EXERCISE INSTRUCTIONS >>
[a] Rewrite the paragraph of the coconut editorial that begins "You are given N labels" as a short bulleted list, and keep its main facts.
[b] Answer these questions using the coconut editorial:
(i) What difficulty level is the problem given?
(ii) Who is listed as the editorialist?
(iii) For the input [2,2,5,9], how many hits does the first strategy use in the worst case to open a coconut with power 2?
[c] Write out the part of the coconut editorial that opens with the words containing "Using the second strategy, the" and closes with "7 hits in the worst case.".

* Start EXTRACT *

PROBLEM LINKS :
Contest : Division 1
Contest : Division 2
Setter : Abhinav Jain
Tester : Alipasha Montaseri / Kasra Mazaheri
Editorialist : Anand Jaisingh
DIFFICULTY :
Medium
PREREQUISITES :
Dynamic Programming, Basic Geometry, Convex Hull Trick
PROBLEM :
You are given N labels A_1,A_2...A_N, and there exist N coconuts associated with them. For each i, there exists a coconut that requires exactly A_i hits to break open. You don’t know which coconut requires how many hits to open.
You need to find the minimal number of hits required to break open Z coconuts in the worst case.
EXPLANATION :
Let’s sort the given input array A in non-decreasing order, that’s gong to help us throughout the task. Also, let’s call the number of hits a coconut requires to open as its power.
Sub task 1
Assume we are trying to open a coconut with power exactly A[i] among the given ones. Then, we could use one of the following 2 strategies :
- Select a coconut at random among the previously not selected ones, and hit it A[i] times.
- Select a coconut, we didn’t hit in the previous N rounds, and hit it some number of times < A[i] .
Using the first strategy, it the worst case, we will make a maximum number of ( N-i+1 ) \cdot A[i] hits. However, using the second strategy we will always make greater number of hits in the worst case.
For example, assume the given input array is : [2,2,5,9], and we are trying to open a coconut with power 2. Then, using the first strategy, the following happens in the worst case :
We hit one coconut randomly 2 times. It doesn’t open. We hit another coconut 2 times, it doesn’t open. Now, if we hit any other coconut 2 times, it has to open. So, the number of hits used is 6.
Using the second strategy, the following happens :
We hit some coconut once. Then another one, then another one, and so on. This will take 7 hits in the worst case.
So, what we can do is, fix the power of the coconut we are looking for. Then, using the first strategy, find the minimum number of hits to open such a coconut.
The answer then obviously is : min_{i=1}^{N} A[i] \cdot (N-i+1)
The time required to solve this subtask is O(N \cdot \log(N))
Full Score
In case Z>1, we can clearly understand from the constraints, the expected solution is somewhere along the lines of O ( N \cdot Z ) . First, we propose the following optimal algorithm :
Initially let last=n +1 . Sort the given array in non-decreasing order
-
Pick a label A[i], \hspace{0.2cm} i < last
-
Now, we keep choosing coconuts with power > A[i] in the worst case, until we finally get the coconut with power = A[i] . We hit all of them X times, using a total number of (last-i) \cdot A[i] hits here.
-
Now, we have identified all coconuts with power > A[i] and we shall never hit them again. Assume, we dispose all such coconuts into a bin. If they were optimal to hit, we should have used the label associated with it’s power to open it before.

* End EXTRACT *
* Start DATASET CONTENT *

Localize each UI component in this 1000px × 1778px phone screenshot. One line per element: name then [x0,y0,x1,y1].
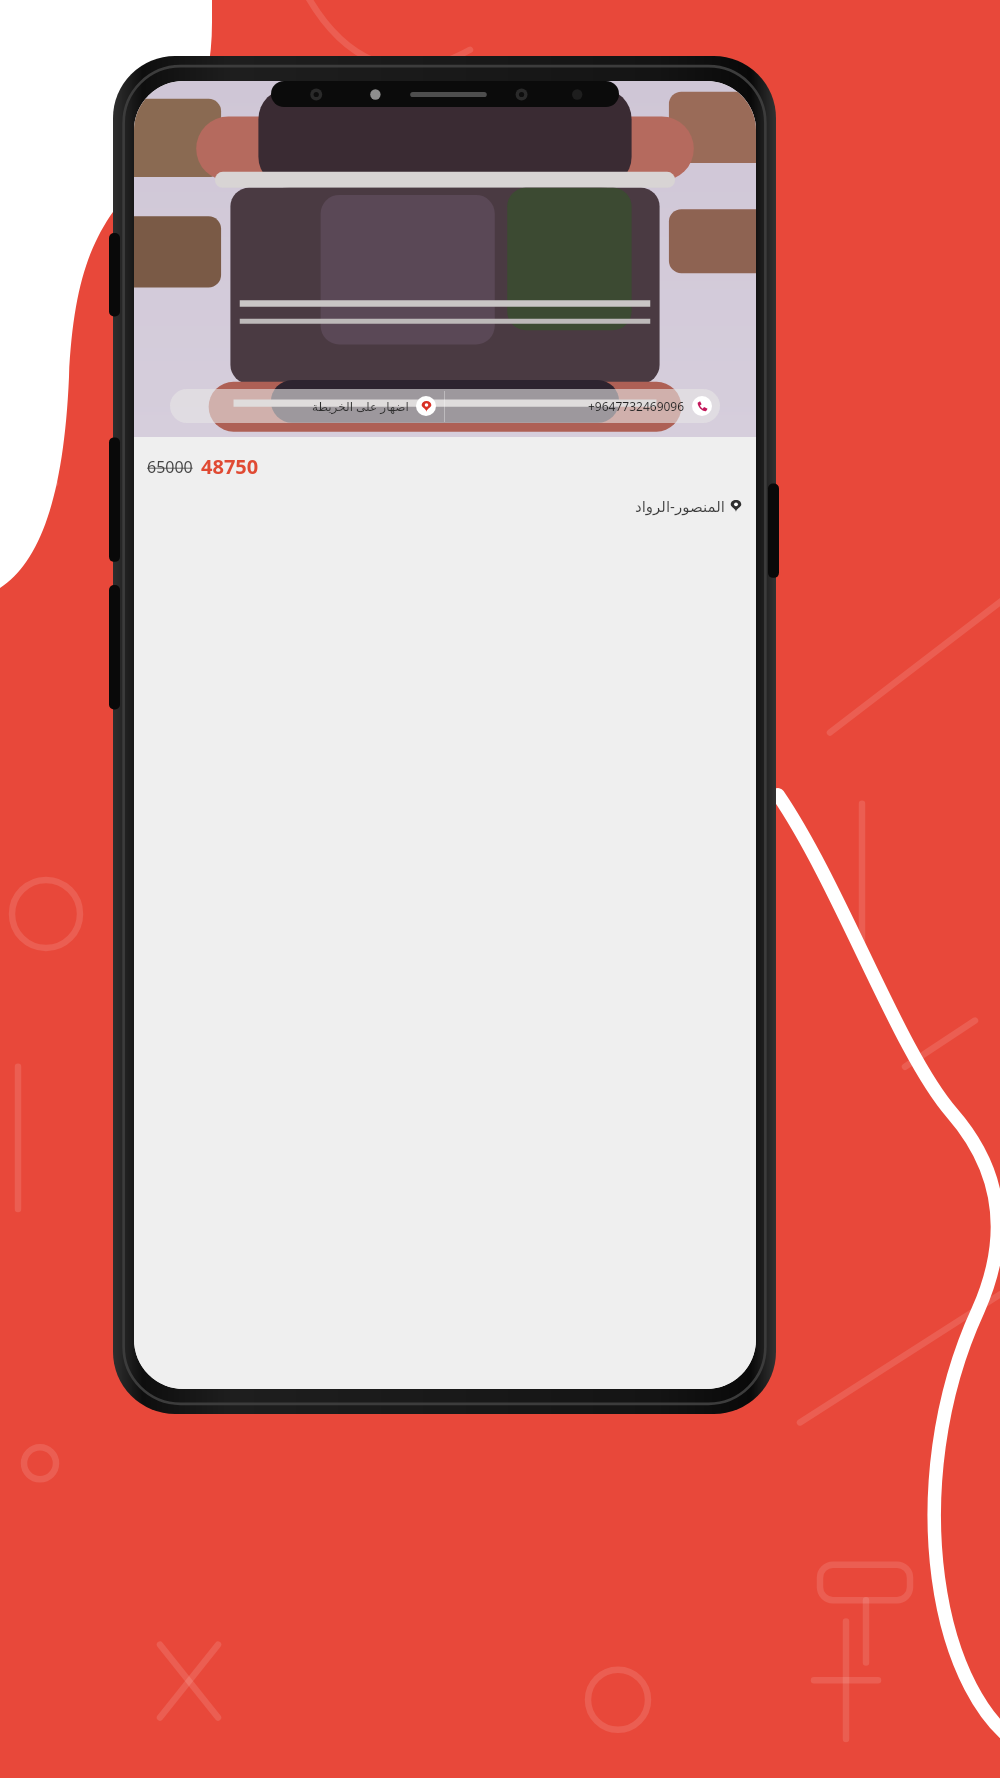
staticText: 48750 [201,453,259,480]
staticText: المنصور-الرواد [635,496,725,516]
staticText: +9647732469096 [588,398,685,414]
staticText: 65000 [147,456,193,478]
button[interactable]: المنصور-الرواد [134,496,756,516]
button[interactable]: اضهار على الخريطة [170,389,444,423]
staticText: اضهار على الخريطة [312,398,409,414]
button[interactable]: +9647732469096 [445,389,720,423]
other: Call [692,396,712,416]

* End DATASET CONTENT *
* Start DATASET CONTENT *

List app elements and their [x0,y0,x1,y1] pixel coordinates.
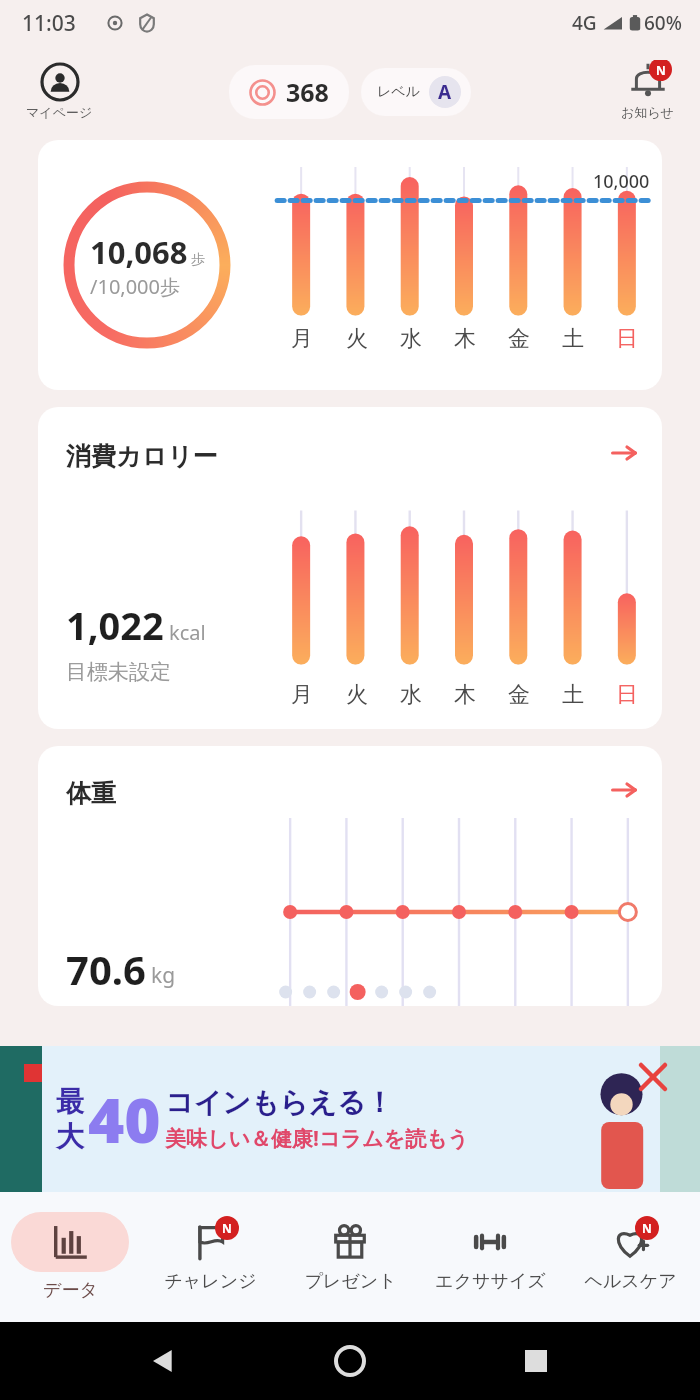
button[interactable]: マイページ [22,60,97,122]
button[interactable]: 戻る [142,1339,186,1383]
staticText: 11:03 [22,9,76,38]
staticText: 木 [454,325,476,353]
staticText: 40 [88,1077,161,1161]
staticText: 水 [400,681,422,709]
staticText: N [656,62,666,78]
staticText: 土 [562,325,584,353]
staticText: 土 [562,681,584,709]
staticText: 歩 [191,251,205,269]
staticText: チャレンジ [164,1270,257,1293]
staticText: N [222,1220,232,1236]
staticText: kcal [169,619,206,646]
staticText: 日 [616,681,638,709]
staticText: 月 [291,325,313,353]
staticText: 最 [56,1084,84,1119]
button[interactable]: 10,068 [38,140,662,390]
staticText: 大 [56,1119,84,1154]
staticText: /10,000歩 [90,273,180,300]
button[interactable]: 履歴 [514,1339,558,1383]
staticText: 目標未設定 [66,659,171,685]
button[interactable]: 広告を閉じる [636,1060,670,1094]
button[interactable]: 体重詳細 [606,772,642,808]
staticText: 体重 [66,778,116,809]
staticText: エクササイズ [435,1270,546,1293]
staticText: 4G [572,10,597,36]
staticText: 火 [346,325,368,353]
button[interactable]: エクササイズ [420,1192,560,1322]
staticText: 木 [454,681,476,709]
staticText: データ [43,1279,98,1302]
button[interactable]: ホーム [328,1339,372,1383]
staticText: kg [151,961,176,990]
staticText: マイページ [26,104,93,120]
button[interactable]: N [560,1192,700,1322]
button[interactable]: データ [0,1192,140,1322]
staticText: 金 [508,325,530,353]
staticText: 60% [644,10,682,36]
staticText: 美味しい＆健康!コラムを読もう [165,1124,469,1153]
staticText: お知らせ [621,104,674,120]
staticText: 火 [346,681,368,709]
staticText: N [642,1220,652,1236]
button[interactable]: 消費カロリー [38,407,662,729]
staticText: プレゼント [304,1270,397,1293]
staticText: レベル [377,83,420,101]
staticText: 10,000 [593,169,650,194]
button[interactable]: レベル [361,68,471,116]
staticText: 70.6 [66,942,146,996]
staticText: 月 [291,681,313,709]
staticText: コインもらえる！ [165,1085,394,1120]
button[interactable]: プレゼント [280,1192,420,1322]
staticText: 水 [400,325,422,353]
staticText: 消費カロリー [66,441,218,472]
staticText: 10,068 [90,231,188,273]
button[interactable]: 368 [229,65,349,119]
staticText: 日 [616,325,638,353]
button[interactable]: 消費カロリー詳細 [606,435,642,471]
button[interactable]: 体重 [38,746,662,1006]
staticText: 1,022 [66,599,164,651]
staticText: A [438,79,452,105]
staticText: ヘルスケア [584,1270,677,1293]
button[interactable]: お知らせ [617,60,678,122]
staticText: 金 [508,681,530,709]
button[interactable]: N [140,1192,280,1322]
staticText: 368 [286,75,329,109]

* End DATASET CONTENT *

EXPECTED RESPONSES >>
[a]
- There are N labels, A_1 through A_N, and N coconuts that go with them.
- For each i, one coconut needs exactly A_i hits to break open.
- It is not known which coconut needs how many hits.

[b]
(i) Medium
(ii) Anand Jaisingh
(iii) 6

[c]
Using the second strategy, the following happens :
We hit some coconut once. Then another one, then another one, and so on. This will take 7 hits in the worst case.